[Dataset records]
===

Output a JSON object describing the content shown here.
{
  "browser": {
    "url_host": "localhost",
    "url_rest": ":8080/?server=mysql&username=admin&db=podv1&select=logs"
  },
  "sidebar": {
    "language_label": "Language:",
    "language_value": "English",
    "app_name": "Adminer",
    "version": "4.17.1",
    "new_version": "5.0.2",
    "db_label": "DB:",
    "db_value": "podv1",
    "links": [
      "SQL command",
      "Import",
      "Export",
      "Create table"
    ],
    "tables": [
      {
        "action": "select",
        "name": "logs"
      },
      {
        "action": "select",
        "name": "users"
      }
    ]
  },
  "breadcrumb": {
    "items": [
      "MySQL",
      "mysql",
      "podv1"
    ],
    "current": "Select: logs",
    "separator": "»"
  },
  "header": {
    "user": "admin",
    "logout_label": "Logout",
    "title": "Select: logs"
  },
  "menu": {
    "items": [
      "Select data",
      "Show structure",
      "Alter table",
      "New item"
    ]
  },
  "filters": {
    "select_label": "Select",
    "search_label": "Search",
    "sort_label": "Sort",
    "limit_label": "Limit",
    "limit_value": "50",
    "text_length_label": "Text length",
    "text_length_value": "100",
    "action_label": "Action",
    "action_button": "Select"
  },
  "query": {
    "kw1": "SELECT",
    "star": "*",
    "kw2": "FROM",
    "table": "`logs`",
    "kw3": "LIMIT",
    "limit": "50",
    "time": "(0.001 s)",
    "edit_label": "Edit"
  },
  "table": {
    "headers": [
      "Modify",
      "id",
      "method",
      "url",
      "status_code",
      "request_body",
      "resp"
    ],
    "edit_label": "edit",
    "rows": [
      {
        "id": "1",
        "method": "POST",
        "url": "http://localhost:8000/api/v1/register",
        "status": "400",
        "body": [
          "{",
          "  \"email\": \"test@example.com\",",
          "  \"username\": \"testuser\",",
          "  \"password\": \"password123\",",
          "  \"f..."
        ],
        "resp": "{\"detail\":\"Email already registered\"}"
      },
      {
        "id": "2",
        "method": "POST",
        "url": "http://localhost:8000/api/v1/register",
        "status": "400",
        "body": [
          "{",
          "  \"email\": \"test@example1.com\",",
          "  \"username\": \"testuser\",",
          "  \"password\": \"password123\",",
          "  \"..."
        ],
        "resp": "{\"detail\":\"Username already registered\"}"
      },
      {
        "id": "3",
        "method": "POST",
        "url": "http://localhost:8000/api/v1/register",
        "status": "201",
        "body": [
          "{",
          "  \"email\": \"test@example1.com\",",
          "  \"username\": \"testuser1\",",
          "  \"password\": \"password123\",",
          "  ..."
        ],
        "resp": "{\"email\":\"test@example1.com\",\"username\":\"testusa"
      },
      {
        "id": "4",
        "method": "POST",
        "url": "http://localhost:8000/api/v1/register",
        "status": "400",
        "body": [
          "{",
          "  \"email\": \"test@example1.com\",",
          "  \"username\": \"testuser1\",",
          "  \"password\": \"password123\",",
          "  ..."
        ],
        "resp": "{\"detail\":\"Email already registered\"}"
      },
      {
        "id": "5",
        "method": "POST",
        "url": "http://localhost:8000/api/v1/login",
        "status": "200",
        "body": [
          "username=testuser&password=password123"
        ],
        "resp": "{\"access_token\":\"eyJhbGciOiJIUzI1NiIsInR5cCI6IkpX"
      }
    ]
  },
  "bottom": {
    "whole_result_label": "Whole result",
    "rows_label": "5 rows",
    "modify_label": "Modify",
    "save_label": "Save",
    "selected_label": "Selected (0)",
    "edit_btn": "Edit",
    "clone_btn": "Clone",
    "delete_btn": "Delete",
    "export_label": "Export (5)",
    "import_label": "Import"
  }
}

===

## What to work on
The listing above should be transcribed in full, exactly as written.

## Result of this task
Output a JSON object describing the content shown here.
{
  "browser": {
    "url_host": "localhost",
    "url_rest": ":8080/?server=mysql&username=admin&db=podv1&select=logs"
  },
  "sidebar": {
    "language_label": "Language:",
    "language_value": "English",
    "app_name": "Adminer",
    "version": "4.17.1",
    "new_version": "5.0.2",
    "db_label": "DB:",
    "db_value": "podv1",
    "links": [
      "SQL command",
      "Import",
      "Export",
      "Create table"
    ],
    "tables": [
      {
        "action": "select",
        "name": "logs"
      },
      {
        "action": "select",
        "name": "users"
      }
    ]
  },
  "breadcrumb": {
    "items": [
      "MySQL",
      "mysql",
      "podv1"
    ],
    "current": "Select: logs",
    "separator": "»"
  },
  "header": {
    "user": "admin",
    "logout_label": "Logout",
    "title": "Select: logs"
  },
  "menu": {
    "items": [
      "Select data",
      "Show structure",
      "Alter table",
      "New item"
    ]
  },
  "filters": {
    "select_label": "Select",
    "search_label": "Search",
    "sort_label": "Sort",
    "limit_label": "Limit",
    "limit_value": "50",
    "text_length_label": "Text length",
    "text_length_value": "100",
    "action_label": "Action",
    "action_button": "Select"
  },
  "query": {
    "kw1": "SELECT",
    "star": "*",
    "kw2": "FROM",
    "table": "`logs`",
    "kw3": "LIMIT",
    "limit": "50",
    "time": "(0.001 s)",
    "edit_label": "Edit"
  },
  "table": {
    "headers": [
      "Modify",
      "id",
      "method",
      "url",
      "status_code",
      "request_body",
      "resp"
    ],
    "edit_label": "edit",
    "rows": [
      {
        "id": "1",
        "method": "POST",
        "url": "http://localhost:8000/api/v1/register",
        "status": "400",
        "body": [
          "{",
          "  \"email\": \"test@example.com\",",
          "  \"username\": \"testuser\",",
          "  \"password\": \"password123\",",
          "  \"f..."
        ],
        "resp": "{\"detail\":\"Email already registered\"}"
      },
      {
        "id": "2",
        "method": "POST",
        "url": "http://localhost:8000/api/v1/register",
        "status": "400",
        "body": [
          "{",
          "  \"email\": \"test@example1.com\",",
          "  \"username\": \"testuser\",",
          "  \"password\": \"password123\",",
          "  \"..."
        ],
        "resp": "{\"detail\":\"Username already registered\"}"
      },
      {
        "id": "3",
        "method": "POST",
        "url": "http://localhost:8000/api/v1/register",
        "status": "201",
        "body": [
          "{",
          "  \"email\": \"test@example1.com\",",
          "  \"username\": \"testuser1\",",
          "  \"password\": \"password123\",",
          "  ..."
        ],
        "resp": "{\"email\":\"test@example1.com\",\"username\":\"testusa"
      },
      {
        "id": "4",
        "method": "POST",
        "url": "http://localhost:8000/api/v1/register",
        "status": "400",
        "body": [
          "{",
          "  \"email\": \"test@example1.com\",",
          "  \"username\": \"testuser1\",",
          "  \"password\": \"password123\",",
          "  ..."
        ],
        "resp": "{\"detail\":\"Email already registered\"}"
      },
      {
        "id": "5",
        "method": "POST",
        "url": "http://localhost:8000/api/v1/login",
        "status": "200",
        "body": [
          "username=testuser&password=password123"
        ],
        "resp": "{\"access_token\":\"eyJhbGciOiJIUzI1NiIsInR5cCI6IkpX"
      }
    ]
  },
  "bottom": {
    "whole_result_label": "Whole result",
    "rows_label": "5 rows",
    "modify_label": "Modify",
    "save_label": "Save",
    "selected_label": "Selected (0)",
    "edit_btn": "Edit",
    "clone_btn": "Clone",
    "delete_btn": "Delete",
    "export_label": "Export (5)",
    "import_label": "Import"
  }
}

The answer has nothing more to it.